### Required task
Render every entry exactly as it appears.

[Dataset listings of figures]
------------

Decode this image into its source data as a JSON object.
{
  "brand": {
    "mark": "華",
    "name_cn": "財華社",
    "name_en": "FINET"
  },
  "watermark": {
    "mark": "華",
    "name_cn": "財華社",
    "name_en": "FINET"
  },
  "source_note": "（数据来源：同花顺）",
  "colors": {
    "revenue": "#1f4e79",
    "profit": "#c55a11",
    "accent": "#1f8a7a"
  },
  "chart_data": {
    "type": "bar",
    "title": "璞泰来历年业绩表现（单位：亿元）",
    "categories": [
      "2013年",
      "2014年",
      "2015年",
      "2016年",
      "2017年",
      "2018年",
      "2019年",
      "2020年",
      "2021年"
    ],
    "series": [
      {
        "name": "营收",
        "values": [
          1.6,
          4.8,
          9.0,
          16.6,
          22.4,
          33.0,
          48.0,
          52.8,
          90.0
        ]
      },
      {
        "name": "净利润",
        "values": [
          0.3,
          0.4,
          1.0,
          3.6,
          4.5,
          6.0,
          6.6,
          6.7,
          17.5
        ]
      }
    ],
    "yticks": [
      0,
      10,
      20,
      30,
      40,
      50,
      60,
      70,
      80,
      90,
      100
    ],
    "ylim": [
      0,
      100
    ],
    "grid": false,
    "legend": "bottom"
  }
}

------------

### Exercise answer
Decode this image into its source data as a JSON object.
{
  "brand": {
    "mark": "華",
    "name_cn": "財華社",
    "name_en": "FINET"
  },
  "watermark": {
    "mark": "華",
    "name_cn": "財華社",
    "name_en": "FINET"
  },
  "source_note": "（数据来源：同花顺）",
  "colors": {
    "revenue": "#1f4e79",
    "profit": "#c55a11",
    "accent": "#1f8a7a"
  },
  "chart_data": {
    "type": "bar",
    "title": "璞泰来历年业绩表现（单位：亿元）",
    "categories": [
      "2013年",
      "2014年",
      "2015年",
      "2016年",
      "2017年",
      "2018年",
      "2019年",
      "2020年",
      "2021年"
    ],
    "series": [
      {
        "name": "营收",
        "values": [
          1.6,
          4.8,
          9.0,
          16.6,
          22.4,
          33.0,
          48.0,
          52.8,
          90.0
        ]
      },
      {
        "name": "净利润",
        "values": [
          0.3,
          0.4,
          1.0,
          3.6,
          4.5,
          6.0,
          6.6,
          6.7,
          17.5
        ]
      }
    ],
    "yticks": [
      0,
      10,
      20,
      30,
      40,
      50,
      60,
      70,
      80,
      90,
      100
    ],
    "ylim": [
      0,
      100
    ],
    "grid": false,
    "legend": "bottom"
  }
}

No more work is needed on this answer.